* [WHAT IS ASKED]:
Go to the line that contains "Transcribe this image's" and extract it along with every line after it, exactly, through the end of the data below.

* [RECORDS SUPPLIED]:
==*==
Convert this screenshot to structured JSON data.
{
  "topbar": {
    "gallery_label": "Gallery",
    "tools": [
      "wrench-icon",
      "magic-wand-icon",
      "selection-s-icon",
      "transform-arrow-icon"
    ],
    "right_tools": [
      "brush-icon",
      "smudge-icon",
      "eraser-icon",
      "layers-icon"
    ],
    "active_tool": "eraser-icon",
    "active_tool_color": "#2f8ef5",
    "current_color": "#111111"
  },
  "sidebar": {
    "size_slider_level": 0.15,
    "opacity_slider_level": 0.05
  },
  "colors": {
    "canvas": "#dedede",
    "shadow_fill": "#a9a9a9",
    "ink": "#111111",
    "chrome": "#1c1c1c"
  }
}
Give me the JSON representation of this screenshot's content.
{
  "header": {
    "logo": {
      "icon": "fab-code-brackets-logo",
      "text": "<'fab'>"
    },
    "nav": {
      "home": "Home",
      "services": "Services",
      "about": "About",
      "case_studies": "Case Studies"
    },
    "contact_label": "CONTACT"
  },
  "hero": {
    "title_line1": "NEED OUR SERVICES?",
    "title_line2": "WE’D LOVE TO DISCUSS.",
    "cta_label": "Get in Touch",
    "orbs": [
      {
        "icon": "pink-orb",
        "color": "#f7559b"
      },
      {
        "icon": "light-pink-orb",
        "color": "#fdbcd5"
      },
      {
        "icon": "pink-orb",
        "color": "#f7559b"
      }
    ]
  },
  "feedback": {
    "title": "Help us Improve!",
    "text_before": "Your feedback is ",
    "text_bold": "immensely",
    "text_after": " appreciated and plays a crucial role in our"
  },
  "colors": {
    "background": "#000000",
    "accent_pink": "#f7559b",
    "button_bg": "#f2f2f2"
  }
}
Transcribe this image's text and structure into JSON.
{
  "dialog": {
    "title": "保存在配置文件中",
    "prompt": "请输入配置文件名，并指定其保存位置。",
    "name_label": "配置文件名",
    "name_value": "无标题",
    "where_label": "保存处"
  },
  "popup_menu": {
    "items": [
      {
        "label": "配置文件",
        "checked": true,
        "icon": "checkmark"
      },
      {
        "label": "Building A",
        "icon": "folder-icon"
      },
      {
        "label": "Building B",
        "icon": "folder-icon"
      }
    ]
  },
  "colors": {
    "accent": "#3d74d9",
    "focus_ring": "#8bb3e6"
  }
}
==*==
* [RESPONSE TO THIS TASK]:
Transcribe this image's text and structure into JSON.
{
  "dialog": {
    "title": "保存在配置文件中",
    "prompt": "请输入配置文件名，并指定其保存位置。",
    "name_label": "配置文件名",
    "name_value": "无标题",
    "where_label": "保存处"
  },
  "popup_menu": {
    "items": [
      {
        "label": "配置文件",
        "checked": true,
        "icon": "checkmark"
      },
      {
        "label": "Building A",
        "icon": "folder-icon"
      },
      {
        "label": "Building B",
        "icon": "folder-icon"
      }
    ]
  },
  "colors": {
    "accent": "#3d74d9",
    "focus_ring": "#8bb3e6"
  }
}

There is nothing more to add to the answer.